Aim of the task: Exactly as given, repeat all of the entries.

##### Exercise material #####

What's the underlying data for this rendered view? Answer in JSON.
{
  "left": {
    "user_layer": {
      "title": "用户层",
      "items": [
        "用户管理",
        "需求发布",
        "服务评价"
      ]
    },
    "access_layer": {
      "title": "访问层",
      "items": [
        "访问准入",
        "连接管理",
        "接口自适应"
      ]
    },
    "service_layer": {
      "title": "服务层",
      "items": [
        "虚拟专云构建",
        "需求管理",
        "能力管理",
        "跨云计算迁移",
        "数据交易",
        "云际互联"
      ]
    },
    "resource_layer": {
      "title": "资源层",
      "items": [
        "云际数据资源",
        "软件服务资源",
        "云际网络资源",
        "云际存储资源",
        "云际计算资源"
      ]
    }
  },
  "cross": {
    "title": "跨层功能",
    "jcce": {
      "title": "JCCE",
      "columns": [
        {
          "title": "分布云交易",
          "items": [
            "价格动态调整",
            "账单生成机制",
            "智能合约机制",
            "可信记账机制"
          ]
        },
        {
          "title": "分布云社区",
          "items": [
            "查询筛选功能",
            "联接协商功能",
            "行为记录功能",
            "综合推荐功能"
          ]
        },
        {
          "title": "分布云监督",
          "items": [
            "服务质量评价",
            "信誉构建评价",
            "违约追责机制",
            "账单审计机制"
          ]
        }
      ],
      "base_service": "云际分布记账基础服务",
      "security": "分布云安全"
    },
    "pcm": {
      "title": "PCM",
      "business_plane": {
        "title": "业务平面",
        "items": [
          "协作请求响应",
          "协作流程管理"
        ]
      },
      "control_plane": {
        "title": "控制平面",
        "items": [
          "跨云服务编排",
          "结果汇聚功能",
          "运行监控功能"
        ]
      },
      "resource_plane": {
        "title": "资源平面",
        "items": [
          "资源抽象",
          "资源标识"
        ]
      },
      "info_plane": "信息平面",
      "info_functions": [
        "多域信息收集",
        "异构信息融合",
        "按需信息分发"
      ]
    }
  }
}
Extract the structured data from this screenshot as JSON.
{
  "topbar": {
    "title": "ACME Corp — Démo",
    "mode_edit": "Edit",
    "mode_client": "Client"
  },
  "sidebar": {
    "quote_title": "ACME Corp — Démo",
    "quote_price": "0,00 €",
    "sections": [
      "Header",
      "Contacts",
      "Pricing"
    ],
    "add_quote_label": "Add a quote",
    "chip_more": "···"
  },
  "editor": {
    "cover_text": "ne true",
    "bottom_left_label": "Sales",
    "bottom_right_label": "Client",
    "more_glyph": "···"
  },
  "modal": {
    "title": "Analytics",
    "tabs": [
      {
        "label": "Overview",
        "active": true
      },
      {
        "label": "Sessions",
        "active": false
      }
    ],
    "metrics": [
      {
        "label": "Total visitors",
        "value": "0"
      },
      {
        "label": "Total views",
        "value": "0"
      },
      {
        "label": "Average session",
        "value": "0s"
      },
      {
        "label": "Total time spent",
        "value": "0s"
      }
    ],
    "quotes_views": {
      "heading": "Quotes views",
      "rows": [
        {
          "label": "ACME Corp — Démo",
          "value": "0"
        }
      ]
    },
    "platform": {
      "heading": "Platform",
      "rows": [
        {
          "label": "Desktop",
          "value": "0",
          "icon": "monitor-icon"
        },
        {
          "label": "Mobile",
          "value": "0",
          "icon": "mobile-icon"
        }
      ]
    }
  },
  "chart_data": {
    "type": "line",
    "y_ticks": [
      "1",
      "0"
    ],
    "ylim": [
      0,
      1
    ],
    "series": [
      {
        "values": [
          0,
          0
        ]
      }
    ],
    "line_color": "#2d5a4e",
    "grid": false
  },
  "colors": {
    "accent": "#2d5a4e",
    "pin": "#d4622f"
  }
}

#####

Task response:
What's the underlying data for this rendered view? Answer in JSON.
{
  "left": {
    "user_layer": {
      "title": "用户层",
      "items": [
        "用户管理",
        "需求发布",
        "服务评价"
      ]
    },
    "access_layer": {
      "title": "访问层",
      "items": [
        "访问准入",
        "连接管理",
        "接口自适应"
      ]
    },
    "service_layer": {
      "title": "服务层",
      "items": [
        "虚拟专云构建",
        "需求管理",
        "能力管理",
        "跨云计算迁移",
        "数据交易",
        "云际互联"
      ]
    },
    "resource_layer": {
      "title": "资源层",
      "items": [
        "云际数据资源",
        "软件服务资源",
        "云际网络资源",
        "云际存储资源",
        "云际计算资源"
      ]
    }
  },
  "cross": {
    "title": "跨层功能",
    "jcce": {
      "title": "JCCE",
      "columns": [
        {
          "title": "分布云交易",
          "items": [
            "价格动态调整",
            "账单生成机制",
            "智能合约机制",
            "可信记账机制"
          ]
        },
        {
          "title": "分布云社区",
          "items": [
            "查询筛选功能",
            "联接协商功能",
            "行为记录功能",
            "综合推荐功能"
          ]
        },
        {
          "title": "分布云监督",
          "items": [
            "服务质量评价",
            "信誉构建评价",
            "违约追责机制",
            "账单审计机制"
          ]
        }
      ],
      "base_service": "云际分布记账基础服务",
      "security": "分布云安全"
    },
    "pcm": {
      "title": "PCM",
      "business_plane": {
        "title": "业务平面",
        "items": [
          "协作请求响应",
          "协作流程管理"
        ]
      },
      "control_plane": {
        "title": "控制平面",
        "items": [
          "跨云服务编排",
          "结果汇聚功能",
          "运行监控功能"
        ]
      },
      "resource_plane": {
        "title": "资源平面",
        "items": [
          "资源抽象",
          "资源标识"
        ]
      },
      "info_plane": "信息平面",
      "info_functions": [
        "多域信息收集",
        "异构信息融合",
        "按需信息分发"
      ]
    }
  }
}
Extract the structured data from this screenshot as JSON.
{
  "topbar": {
    "title": "ACME Corp — Démo",
    "mode_edit": "Edit",
    "mode_client": "Client"
  },
  "sidebar": {
    "quote_title": "ACME Corp — Démo",
    "quote_price": "0,00 €",
    "sections": [
      "Header",
      "Contacts",
      "Pricing"
    ],
    "add_quote_label": "Add a quote",
    "chip_more": "···"
  },
  "editor": {
    "cover_text": "ne true",
    "bottom_left_label": "Sales",
    "bottom_right_label": "Client",
    "more_glyph": "···"
  },
  "modal": {
    "title": "Analytics",
    "tabs": [
      {
        "label": "Overview",
        "active": true
      },
      {
        "label": "Sessions",
        "active": false
      }
    ],
    "metrics": [
      {
        "label": "Total visitors",
        "value": "0"
      },
      {
        "label": "Total views",
        "value": "0"
      },
      {
        "label": "Average session",
        "value": "0s"
      },
      {
        "label": "Total time spent",
        "value": "0s"
      }
    ],
    "quotes_views": {
      "heading": "Quotes views",
      "rows": [
        {
          "label": "ACME Corp — Démo",
          "value": "0"
        }
      ]
    },
    "platform": {
      "heading": "Platform",
      "rows": [
        {
          "label": "Desktop",
          "value": "0",
          "icon": "monitor-icon"
        },
        {
          "label": "Mobile",
          "value": "0",
          "icon": "mobile-icon"
        }
      ]
    }
  },
  "chart_data": {
    "type": "line",
    "y_ticks": [
      "1",
      "0"
    ],
    "ylim": [
      0,
      1
    ],
    "series": [
      {
        "values": [
          0,
          0
        ]
      }
    ],
    "line_color": "#2d5a4e",
    "grid": false
  },
  "colors": {
    "accent": "#2d5a4e",
    "pin": "#d4622f"
  }
}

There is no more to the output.